[Stored data entries]
------------------------------------

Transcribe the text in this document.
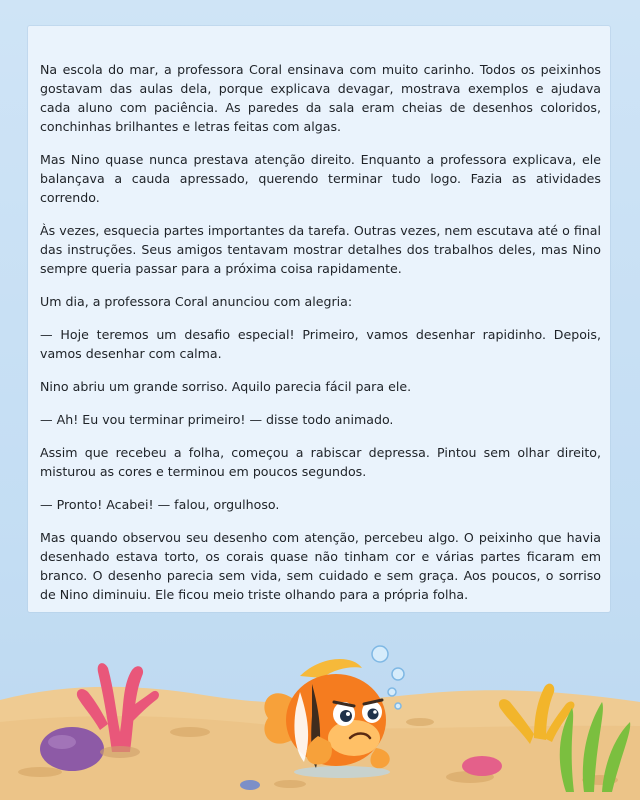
Na escola do mar, a professora Coral ensinava com muito carinho. Todos os peixinhos gostavam das aulas dela, porque explicava devagar, mostrava exemplos e ajudava cada aluno com paciência. As paredes da sala eram cheias de desenhos coloridos, conchinhas brilhantes e letras feitas com algas.

Mas Nino quase nunca prestava atenção direito. Enquanto a professora explicava, ele balançava a cauda apressado, querendo terminar tudo logo. Fazia as atividades correndo.

Às vezes, esquecia partes importantes da tarefa. Outras vezes, nem escutava até o final das instruções. Seus amigos tentavam mostrar detalhes dos trabalhos deles, mas Nino sempre queria passar para a próxima coisa rapidamente.

Um dia, a professora Coral anunciou com alegria:

— Hoje teremos um desafio especial! Primeiro, vamos desenhar rapidinho. Depois, vamos desenhar com calma.

Nino abriu um grande sorriso. Aquilo parecia fácil para ele.

— Ah! Eu vou terminar primeiro! — disse todo animado.

Assim que recebeu a folha, começou a rabiscar depressa. Pintou sem olhar direito, misturou as cores e terminou em poucos segundos.

— Pronto! Acabei! — falou, orgulhoso.

Mas quando observou seu desenho com atenção, percebeu algo. O peixinho que havia desenhado estava torto, os corais quase não tinham cor e várias partes ficaram em branco. O desenho parecia sem vida, sem cuidado e sem graça. Aos poucos, o sorriso de Nino diminuiu. Ele ficou meio triste olhando para a própria folha.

------------------------------------

◆ Task statement: Every record above must be given again exactly; drop the pictures.

◆ Solution for this problem:
Transcribe the text in this document.
Na escola do mar, a professora Coral ensinava com muito carinho. Todos os peixinhos gostavam das aulas dela, porque explicava devagar, mostrava exemplos e ajudava cada aluno com paciência. As paredes da sala eram cheias de desenhos coloridos, conchinhas brilhantes e letras feitas com algas.

Mas Nino quase nunca prestava atenção direito. Enquanto a professora explicava, ele balançava a cauda apressado, querendo terminar tudo logo. Fazia as atividades correndo.

Às vezes, esquecia partes importantes da tarefa. Outras vezes, nem escutava até o final das instruções. Seus amigos tentavam mostrar detalhes dos trabalhos deles, mas Nino sempre queria passar para a próxima coisa rapidamente.

Um dia, a professora Coral anunciou com alegria:

— Hoje teremos um desafio especial! Primeiro, vamos desenhar rapidinho. Depois, vamos desenhar com calma.

Nino abriu um grande sorriso. Aquilo parecia fácil para ele.

— Ah! Eu vou terminar primeiro! — disse todo animado.

Assim que recebeu a folha, começou a rabiscar depressa. Pintou sem olhar direito, misturou as cores e terminou em poucos segundos.

— Pronto! Acabei! — falou, orgulhoso.

Mas quando observou seu desenho com atenção, percebeu algo. O peixinho que havia desenhado estava torto, os corais quase não tinham cor e várias partes ficaram em branco. O desenho parecia sem vida, sem cuidado e sem graça. Aos poucos, o sorriso de Nino diminuiu. Ele ficou meio triste olhando para a própria folha.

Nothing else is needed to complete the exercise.